WHAT THE TASK REQUIRES: State the number of lines that hold the string "label", with nothing added.

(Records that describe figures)

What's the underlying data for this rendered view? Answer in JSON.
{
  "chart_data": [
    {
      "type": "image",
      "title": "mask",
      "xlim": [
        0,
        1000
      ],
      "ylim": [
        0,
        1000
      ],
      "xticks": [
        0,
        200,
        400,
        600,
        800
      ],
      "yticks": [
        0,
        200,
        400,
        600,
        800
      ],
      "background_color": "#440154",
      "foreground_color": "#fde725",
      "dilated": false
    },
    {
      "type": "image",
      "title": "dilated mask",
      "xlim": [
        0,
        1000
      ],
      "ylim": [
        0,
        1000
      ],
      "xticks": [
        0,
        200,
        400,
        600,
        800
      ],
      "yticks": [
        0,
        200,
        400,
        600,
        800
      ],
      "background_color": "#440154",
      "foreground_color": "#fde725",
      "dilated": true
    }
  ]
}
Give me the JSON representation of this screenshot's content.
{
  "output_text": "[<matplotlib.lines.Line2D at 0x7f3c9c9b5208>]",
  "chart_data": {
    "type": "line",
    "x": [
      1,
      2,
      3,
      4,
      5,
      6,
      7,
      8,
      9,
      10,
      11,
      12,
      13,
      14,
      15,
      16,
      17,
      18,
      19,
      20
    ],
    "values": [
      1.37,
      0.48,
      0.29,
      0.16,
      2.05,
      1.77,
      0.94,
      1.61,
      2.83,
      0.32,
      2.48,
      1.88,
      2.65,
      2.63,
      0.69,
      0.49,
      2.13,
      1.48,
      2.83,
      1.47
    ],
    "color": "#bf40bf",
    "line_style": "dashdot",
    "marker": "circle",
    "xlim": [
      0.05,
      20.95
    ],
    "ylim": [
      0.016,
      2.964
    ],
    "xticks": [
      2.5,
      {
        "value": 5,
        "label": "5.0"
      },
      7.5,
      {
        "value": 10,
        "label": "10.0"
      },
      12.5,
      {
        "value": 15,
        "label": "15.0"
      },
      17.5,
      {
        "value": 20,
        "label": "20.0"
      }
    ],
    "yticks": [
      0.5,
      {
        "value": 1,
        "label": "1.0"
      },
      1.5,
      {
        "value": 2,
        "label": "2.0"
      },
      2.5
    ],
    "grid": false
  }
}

RESULT FOR THIS TASK: 6